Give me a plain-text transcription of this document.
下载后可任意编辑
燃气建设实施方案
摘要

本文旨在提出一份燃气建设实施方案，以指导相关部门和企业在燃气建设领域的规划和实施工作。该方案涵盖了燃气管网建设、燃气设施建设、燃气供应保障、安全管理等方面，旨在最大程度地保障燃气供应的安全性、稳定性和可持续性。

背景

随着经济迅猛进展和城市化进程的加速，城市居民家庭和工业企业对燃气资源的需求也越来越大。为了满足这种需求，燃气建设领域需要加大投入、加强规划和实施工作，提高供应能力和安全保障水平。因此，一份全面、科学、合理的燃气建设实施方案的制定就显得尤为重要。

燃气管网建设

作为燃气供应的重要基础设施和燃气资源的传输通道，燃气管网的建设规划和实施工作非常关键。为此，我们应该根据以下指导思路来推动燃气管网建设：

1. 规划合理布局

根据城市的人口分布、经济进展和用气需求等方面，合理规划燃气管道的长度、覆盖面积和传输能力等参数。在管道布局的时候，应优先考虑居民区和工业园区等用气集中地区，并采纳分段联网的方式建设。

* * *

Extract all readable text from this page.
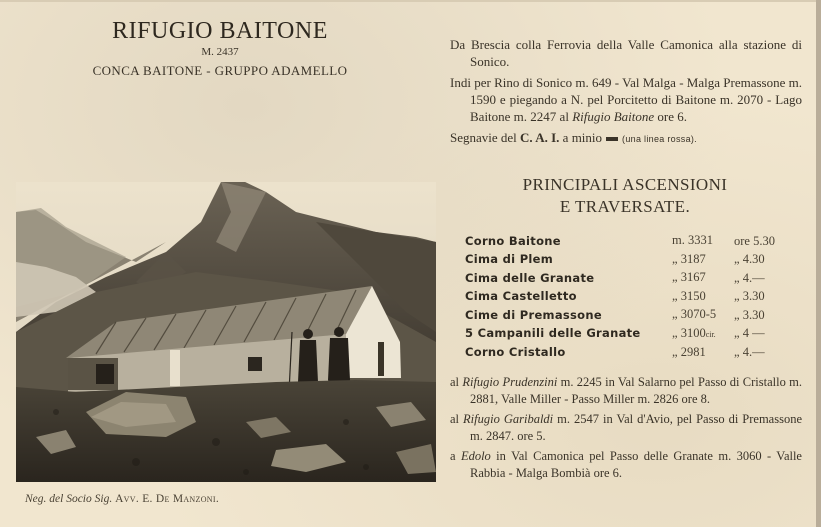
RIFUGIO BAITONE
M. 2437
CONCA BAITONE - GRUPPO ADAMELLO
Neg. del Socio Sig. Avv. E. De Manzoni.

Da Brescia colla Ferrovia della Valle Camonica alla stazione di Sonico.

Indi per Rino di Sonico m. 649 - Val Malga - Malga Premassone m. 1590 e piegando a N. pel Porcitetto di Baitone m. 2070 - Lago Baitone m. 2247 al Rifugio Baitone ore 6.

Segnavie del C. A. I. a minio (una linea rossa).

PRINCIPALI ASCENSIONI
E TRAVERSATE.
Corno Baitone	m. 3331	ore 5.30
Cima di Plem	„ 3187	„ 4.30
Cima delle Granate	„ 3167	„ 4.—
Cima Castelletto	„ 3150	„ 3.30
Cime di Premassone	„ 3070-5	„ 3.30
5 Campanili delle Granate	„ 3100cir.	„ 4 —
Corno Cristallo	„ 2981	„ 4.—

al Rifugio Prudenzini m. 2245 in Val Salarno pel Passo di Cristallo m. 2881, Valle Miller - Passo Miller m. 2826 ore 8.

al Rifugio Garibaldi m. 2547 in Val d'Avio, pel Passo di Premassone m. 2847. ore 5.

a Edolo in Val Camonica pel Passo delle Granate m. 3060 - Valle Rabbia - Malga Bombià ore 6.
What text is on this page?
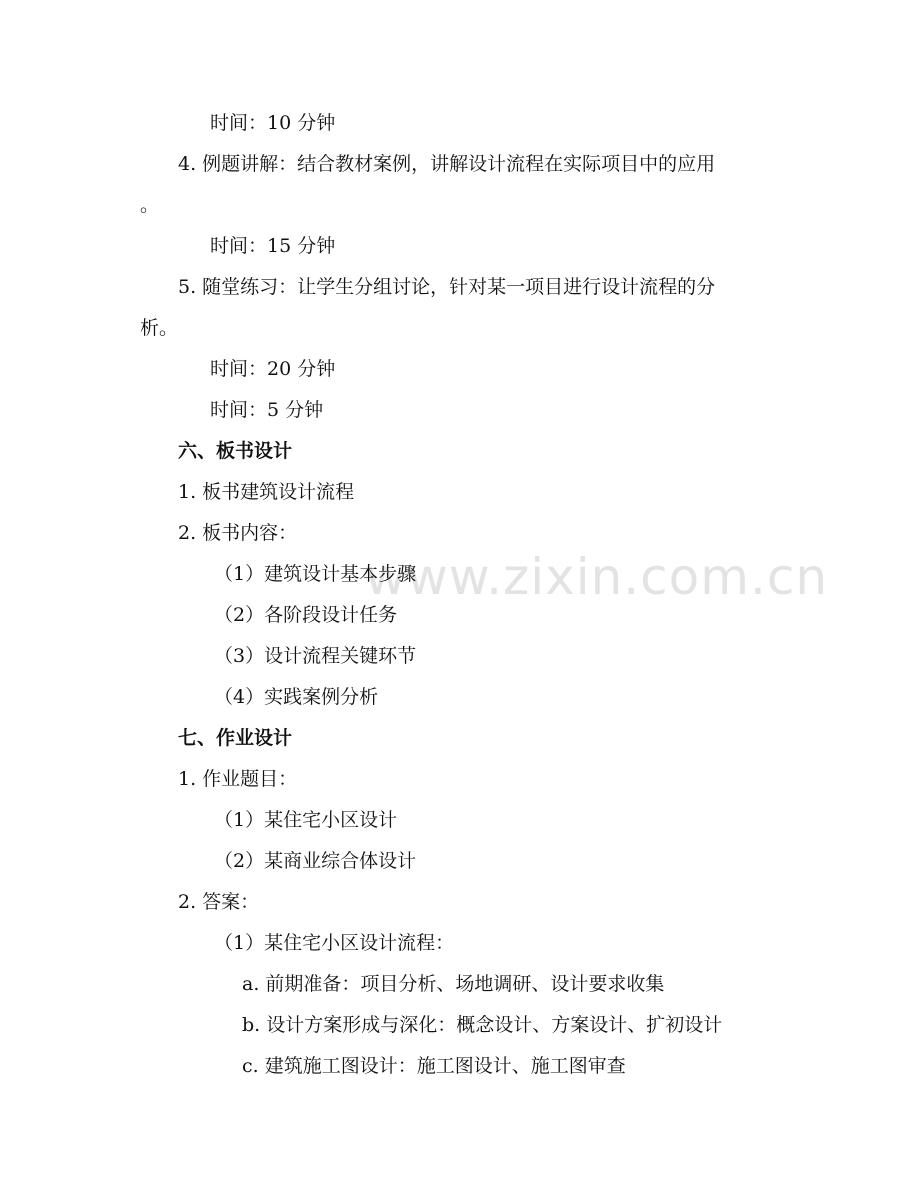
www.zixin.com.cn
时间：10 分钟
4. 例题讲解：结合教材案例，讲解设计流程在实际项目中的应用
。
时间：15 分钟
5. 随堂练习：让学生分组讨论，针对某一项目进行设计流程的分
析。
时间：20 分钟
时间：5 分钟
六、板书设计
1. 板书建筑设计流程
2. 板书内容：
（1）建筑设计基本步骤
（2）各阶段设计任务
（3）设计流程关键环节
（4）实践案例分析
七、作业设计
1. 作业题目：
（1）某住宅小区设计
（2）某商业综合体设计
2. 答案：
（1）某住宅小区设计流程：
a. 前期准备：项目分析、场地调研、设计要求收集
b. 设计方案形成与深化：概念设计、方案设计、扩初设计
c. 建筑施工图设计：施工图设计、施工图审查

==

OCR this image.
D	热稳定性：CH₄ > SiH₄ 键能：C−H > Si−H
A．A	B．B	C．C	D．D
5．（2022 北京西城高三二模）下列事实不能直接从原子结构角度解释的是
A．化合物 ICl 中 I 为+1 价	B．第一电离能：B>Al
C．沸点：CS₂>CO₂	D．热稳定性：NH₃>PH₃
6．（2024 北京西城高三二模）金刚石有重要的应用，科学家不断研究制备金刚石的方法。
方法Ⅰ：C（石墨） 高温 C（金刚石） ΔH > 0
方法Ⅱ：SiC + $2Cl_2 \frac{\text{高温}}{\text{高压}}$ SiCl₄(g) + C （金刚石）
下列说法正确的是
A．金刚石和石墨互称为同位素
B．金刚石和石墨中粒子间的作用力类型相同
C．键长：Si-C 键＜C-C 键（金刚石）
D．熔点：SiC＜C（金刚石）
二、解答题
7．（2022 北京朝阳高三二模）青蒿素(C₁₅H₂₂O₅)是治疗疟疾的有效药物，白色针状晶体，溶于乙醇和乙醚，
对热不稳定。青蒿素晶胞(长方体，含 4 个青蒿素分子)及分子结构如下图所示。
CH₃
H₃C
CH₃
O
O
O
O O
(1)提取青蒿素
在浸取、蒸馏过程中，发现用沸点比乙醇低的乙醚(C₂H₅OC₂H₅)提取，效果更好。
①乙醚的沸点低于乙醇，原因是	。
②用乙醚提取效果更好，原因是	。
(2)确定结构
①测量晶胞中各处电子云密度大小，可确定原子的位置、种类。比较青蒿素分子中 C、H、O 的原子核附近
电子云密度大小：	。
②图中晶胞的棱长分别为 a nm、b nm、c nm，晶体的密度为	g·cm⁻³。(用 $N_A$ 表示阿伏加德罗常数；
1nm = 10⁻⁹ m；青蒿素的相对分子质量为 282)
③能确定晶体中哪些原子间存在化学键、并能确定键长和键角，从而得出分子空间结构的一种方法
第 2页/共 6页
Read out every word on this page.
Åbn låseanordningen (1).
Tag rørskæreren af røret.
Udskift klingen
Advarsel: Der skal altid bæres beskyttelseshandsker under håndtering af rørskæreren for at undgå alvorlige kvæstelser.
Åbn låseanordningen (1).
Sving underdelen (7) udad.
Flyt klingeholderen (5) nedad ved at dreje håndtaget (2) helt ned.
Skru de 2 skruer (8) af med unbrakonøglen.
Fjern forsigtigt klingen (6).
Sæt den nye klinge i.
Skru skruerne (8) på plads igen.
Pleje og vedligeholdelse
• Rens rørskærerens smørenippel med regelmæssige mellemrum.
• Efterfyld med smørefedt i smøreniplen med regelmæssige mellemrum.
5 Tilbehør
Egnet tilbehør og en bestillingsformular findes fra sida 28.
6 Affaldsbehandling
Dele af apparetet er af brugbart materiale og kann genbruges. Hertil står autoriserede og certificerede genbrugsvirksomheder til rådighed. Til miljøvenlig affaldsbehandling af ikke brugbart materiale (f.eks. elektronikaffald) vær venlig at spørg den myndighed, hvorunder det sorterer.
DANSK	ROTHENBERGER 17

## Your goal
Above are the entries; count how many of their lines contain the word "Corno" and give only that number.

## Full solution
2